Collected data entries

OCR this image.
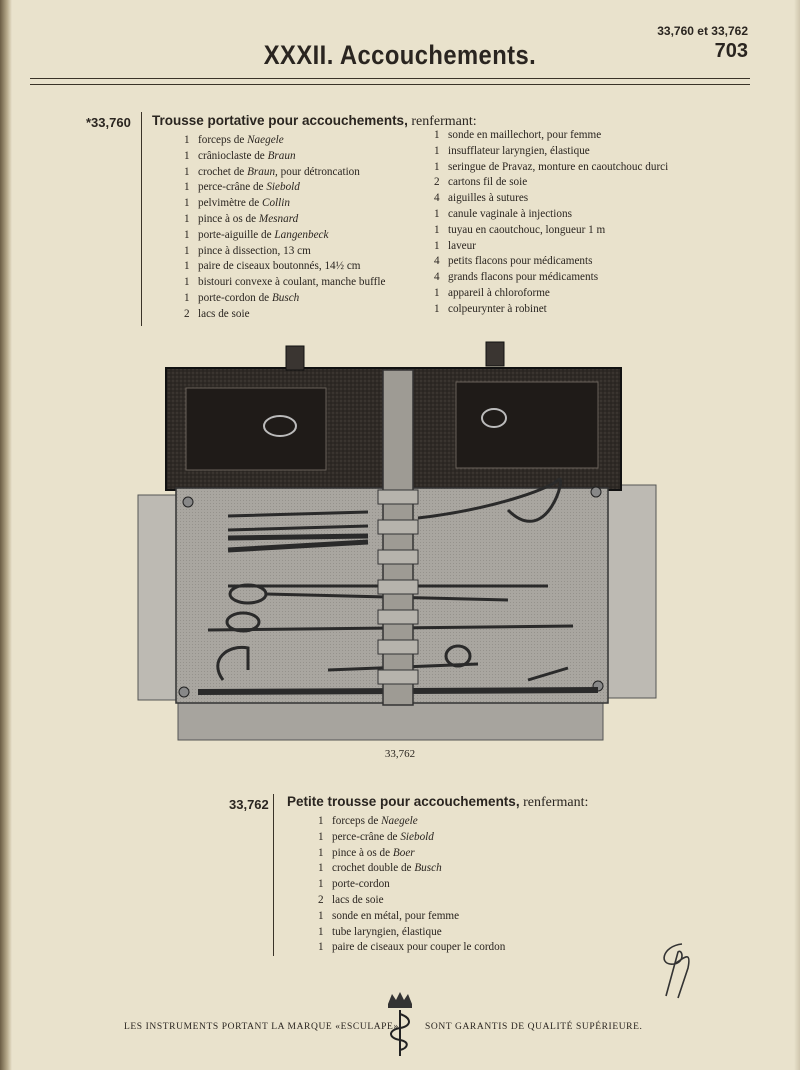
33,760 et 33,762
703
XXXII. Accouchements.
*33,760 Trousse portative pour accouchements, renfermant:
1 forceps de Naegele
1 crânioclaste de Braun
1 crochet de Braun, pour détroncation
1 perce-crâne de Siebold
1 pelvimètre de Collin
1 pince à os de Mesnard
1 porte-aiguille de Langenbeck
1 pince à dissection, 13 cm
1 paire de ciseaux boutonnés, 14½ cm
1 bistouri convexe à coulant, manche buffle
1 porte-cordon de Busch
2 lacs de soie
1 sonde en maillechort, pour femme
1 insufflateur laryngien, élastique
1 seringue de Pravaz, monture en caoutchouc durci
2 cartons fil de soie
4 aiguilles à sutures
1 canule vaginale à injections
1 tuyau en caoutchouc, longueur 1 m
1 laveur
4 petits flacons pour médicaments
4 grands flacons pour médicaments
1 appareil à chloroforme
1 colpeurynter à robinet
33,762
33,762 Petite trousse pour accouchements, renfermant:
1 forceps de Naegele
1 perce-crâne de Siebold
1 pince à os de Boer
1 crochet double de Busch
1 porte-cordon
2 lacs de soie
1 sonde en métal, pour femme
1 tube laryngien, élastique
1 paire de ciseaux pour couper le cordon
LES INSTRUMENTS PORTANT LA MARQUE «ESCULAPE»	SONT GARANTIS DE QUALITÉ SUPÉRIEURE.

#### WHAT YOU WILL DO:
Without including any pictures, print all of the material exactly as given.

#### WRITTEN RESPONSE:
OCR this image.
33,760 et 33,762
703
XXXII. Accouchements.
*33,760 Trousse portative pour accouchements, renfermant:
1 forceps de Naegele
1 crânioclaste de Braun
1 crochet de Braun, pour détroncation
1 perce-crâne de Siebold
1 pelvimètre de Collin
1 pince à os de Mesnard
1 porte-aiguille de Langenbeck
1 pince à dissection, 13 cm
1 paire de ciseaux boutonnés, 14½ cm
1 bistouri convexe à coulant, manche buffle
1 porte-cordon de Busch
2 lacs de soie
1 sonde en maillechort, pour femme
1 insufflateur laryngien, élastique
1 seringue de Pravaz, monture en caoutchouc durci
2 cartons fil de soie
4 aiguilles à sutures
1 canule vaginale à injections
1 tuyau en caoutchouc, longueur 1 m
1 laveur
4 petits flacons pour médicaments
4 grands flacons pour médicaments
1 appareil à chloroforme
1 colpeurynter à robinet
33,762
33,762 Petite trousse pour accouchements, renfermant:
1 forceps de Naegele
1 perce-crâne de Siebold
1 pince à os de Boer
1 crochet double de Busch
1 porte-cordon
2 lacs de soie
1 sonde en métal, pour femme
1 tube laryngien, élastique
1 paire de ciseaux pour couper le cordon
LES INSTRUMENTS PORTANT LA MARQUE «ESCULAPE»	SONT GARANTIS DE QUALITÉ SUPÉRIEURE.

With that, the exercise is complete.